» **What is needed**:
Locate the string "which" in the records below. Copy every line where it occurs.

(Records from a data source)
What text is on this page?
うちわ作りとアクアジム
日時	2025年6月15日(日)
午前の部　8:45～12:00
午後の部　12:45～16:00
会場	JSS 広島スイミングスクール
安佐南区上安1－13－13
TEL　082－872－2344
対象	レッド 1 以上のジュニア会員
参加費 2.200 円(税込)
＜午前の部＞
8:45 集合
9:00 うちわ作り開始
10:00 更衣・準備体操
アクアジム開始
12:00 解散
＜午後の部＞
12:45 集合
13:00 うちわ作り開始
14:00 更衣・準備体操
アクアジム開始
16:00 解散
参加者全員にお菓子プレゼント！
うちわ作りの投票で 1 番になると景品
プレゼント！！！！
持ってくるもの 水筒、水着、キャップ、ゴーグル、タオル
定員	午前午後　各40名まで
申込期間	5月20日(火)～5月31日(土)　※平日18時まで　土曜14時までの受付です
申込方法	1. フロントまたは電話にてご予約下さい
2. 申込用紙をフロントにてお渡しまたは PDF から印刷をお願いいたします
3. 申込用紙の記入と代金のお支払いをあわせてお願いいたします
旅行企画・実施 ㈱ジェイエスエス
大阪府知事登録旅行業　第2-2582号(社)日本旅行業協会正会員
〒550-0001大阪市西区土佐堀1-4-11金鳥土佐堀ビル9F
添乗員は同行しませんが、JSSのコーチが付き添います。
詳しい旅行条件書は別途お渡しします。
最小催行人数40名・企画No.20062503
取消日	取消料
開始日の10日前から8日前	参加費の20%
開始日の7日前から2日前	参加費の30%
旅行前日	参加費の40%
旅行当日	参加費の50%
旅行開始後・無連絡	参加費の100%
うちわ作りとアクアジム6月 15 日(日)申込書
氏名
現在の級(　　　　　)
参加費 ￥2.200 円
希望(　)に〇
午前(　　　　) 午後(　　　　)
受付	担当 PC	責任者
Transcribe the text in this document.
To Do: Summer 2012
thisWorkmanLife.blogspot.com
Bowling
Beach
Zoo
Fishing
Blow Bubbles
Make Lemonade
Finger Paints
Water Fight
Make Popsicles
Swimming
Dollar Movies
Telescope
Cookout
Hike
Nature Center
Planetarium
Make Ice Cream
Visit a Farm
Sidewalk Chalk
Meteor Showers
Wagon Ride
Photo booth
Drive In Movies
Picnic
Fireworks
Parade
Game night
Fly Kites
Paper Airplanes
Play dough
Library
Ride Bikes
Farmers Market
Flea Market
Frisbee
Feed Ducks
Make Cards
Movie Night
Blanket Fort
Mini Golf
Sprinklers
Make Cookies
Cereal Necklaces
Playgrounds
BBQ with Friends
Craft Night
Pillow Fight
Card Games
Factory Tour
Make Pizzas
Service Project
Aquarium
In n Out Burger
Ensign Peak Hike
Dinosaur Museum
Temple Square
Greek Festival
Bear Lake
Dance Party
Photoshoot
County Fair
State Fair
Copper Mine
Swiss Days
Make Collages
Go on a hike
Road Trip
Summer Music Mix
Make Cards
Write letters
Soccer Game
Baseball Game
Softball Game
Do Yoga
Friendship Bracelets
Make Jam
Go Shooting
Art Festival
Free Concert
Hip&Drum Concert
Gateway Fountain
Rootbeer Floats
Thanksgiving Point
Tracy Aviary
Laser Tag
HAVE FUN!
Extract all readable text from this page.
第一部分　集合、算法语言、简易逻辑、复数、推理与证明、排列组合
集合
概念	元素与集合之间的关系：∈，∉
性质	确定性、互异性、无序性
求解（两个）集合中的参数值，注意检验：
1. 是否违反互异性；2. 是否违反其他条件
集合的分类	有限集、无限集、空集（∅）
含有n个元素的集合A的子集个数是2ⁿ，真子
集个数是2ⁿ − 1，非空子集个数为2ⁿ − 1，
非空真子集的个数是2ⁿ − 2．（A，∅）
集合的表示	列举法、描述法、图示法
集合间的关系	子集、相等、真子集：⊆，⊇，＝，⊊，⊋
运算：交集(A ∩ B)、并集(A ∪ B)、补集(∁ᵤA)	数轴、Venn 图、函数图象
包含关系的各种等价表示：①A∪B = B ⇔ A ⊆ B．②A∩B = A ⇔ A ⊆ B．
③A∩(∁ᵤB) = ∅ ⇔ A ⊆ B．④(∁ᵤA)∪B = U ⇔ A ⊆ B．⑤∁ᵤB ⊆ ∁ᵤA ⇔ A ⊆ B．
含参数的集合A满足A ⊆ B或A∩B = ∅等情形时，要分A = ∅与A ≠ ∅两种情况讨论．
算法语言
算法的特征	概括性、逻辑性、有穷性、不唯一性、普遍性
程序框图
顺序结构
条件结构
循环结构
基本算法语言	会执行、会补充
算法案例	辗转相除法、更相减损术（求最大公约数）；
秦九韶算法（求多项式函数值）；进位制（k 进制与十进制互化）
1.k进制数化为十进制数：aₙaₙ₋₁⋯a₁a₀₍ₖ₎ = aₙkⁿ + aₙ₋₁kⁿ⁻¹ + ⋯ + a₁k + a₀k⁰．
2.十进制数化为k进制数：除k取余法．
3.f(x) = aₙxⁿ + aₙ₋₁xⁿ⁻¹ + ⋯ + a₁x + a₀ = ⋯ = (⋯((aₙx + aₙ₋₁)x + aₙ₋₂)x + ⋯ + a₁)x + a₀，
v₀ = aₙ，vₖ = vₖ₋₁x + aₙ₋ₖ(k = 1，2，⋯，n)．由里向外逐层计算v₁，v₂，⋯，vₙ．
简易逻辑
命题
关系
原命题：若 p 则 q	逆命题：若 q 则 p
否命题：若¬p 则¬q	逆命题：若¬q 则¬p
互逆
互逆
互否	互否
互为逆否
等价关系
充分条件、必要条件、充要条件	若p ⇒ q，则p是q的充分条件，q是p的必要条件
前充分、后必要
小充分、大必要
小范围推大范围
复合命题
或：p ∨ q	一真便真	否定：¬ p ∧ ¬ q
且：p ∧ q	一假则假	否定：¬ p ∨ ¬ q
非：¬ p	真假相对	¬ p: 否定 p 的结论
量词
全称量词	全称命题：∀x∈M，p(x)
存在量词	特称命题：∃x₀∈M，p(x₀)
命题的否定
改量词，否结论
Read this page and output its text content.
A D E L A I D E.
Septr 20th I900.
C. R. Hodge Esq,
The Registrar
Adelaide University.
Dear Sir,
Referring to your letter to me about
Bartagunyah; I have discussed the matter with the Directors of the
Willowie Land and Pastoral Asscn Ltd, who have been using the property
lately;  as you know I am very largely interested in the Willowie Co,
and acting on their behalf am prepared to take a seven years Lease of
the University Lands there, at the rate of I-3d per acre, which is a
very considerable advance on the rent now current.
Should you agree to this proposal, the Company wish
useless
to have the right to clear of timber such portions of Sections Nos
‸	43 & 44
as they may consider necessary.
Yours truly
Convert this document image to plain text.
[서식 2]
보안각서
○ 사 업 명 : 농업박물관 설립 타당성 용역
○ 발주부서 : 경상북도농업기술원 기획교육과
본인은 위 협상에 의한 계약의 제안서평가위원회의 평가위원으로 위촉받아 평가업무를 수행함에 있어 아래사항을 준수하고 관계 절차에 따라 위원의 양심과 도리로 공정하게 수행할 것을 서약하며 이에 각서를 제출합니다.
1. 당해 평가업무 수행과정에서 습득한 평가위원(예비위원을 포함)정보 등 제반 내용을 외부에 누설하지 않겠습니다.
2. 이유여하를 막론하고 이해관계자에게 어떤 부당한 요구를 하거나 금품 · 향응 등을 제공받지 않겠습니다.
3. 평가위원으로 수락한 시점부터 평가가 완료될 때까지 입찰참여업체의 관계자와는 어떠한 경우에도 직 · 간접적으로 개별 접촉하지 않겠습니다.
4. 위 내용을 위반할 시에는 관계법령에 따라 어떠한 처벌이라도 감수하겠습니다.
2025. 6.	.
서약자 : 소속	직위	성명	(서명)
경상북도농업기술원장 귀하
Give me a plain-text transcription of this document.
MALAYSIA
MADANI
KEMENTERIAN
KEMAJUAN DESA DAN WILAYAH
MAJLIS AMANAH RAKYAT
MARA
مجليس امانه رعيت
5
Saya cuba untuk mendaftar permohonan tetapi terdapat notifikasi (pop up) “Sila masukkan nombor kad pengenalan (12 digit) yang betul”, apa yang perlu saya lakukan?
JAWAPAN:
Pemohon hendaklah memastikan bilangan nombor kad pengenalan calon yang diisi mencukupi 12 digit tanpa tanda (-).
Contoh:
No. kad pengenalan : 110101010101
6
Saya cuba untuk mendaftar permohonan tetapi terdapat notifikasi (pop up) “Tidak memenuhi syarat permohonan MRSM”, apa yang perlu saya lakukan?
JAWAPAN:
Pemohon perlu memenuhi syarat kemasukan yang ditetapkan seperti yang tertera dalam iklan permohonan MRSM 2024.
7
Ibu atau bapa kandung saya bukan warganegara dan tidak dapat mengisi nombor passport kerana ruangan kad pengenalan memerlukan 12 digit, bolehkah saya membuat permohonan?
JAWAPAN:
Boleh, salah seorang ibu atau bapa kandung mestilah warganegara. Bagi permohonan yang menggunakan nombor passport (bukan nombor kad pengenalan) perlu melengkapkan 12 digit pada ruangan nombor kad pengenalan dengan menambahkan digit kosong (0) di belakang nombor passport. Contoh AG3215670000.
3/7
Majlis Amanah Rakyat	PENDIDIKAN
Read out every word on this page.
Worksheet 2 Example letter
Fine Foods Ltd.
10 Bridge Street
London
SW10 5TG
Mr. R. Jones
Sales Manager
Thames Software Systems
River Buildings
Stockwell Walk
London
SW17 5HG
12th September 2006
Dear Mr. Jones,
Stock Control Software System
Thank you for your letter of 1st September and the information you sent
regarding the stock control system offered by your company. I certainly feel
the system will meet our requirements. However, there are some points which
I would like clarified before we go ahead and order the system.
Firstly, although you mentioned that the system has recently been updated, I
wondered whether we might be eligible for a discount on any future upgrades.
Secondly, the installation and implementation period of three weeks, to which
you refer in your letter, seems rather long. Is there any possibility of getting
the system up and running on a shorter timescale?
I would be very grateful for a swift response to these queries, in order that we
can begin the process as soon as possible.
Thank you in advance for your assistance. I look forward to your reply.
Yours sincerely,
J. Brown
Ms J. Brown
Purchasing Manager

» **Response for this exercise**:
the University Lands there, at the rate of I-3d per acre, which is a
the system will meet our requirements. However, there are some points which
Secondly, the installation and implementation period of three weeks, to which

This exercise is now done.